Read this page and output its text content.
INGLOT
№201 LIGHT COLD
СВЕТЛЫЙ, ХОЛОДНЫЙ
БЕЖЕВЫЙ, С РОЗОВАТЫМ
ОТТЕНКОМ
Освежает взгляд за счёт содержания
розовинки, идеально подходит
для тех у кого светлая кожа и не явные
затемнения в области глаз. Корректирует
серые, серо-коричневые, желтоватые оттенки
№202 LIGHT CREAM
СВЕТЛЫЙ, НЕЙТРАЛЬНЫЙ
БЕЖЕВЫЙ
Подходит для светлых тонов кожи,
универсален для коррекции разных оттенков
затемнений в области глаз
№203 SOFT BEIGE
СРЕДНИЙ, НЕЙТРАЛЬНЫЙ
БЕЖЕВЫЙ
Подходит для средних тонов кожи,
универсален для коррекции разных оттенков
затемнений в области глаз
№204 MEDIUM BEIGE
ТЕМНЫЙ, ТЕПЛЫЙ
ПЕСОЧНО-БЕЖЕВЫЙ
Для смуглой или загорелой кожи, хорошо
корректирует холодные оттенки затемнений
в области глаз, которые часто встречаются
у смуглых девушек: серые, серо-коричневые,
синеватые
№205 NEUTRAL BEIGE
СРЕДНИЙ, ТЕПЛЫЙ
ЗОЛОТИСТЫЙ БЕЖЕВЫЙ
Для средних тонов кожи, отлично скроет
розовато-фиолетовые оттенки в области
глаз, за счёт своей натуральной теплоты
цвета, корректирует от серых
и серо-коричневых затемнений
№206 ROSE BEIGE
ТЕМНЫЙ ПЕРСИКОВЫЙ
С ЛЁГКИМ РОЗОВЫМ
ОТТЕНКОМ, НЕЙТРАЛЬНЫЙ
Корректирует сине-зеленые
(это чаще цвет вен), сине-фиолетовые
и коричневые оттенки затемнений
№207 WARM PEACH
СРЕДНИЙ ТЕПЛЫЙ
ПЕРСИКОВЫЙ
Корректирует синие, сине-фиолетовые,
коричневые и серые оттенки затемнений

• Task instructions: Find the string "тонов" in the records, then copy each line where it occurs.

• Answer for this exercise:
Подходит для светлых тонов кожи,
Подходит для средних тонов кожи,
Для средних тонов кожи, отлично скроет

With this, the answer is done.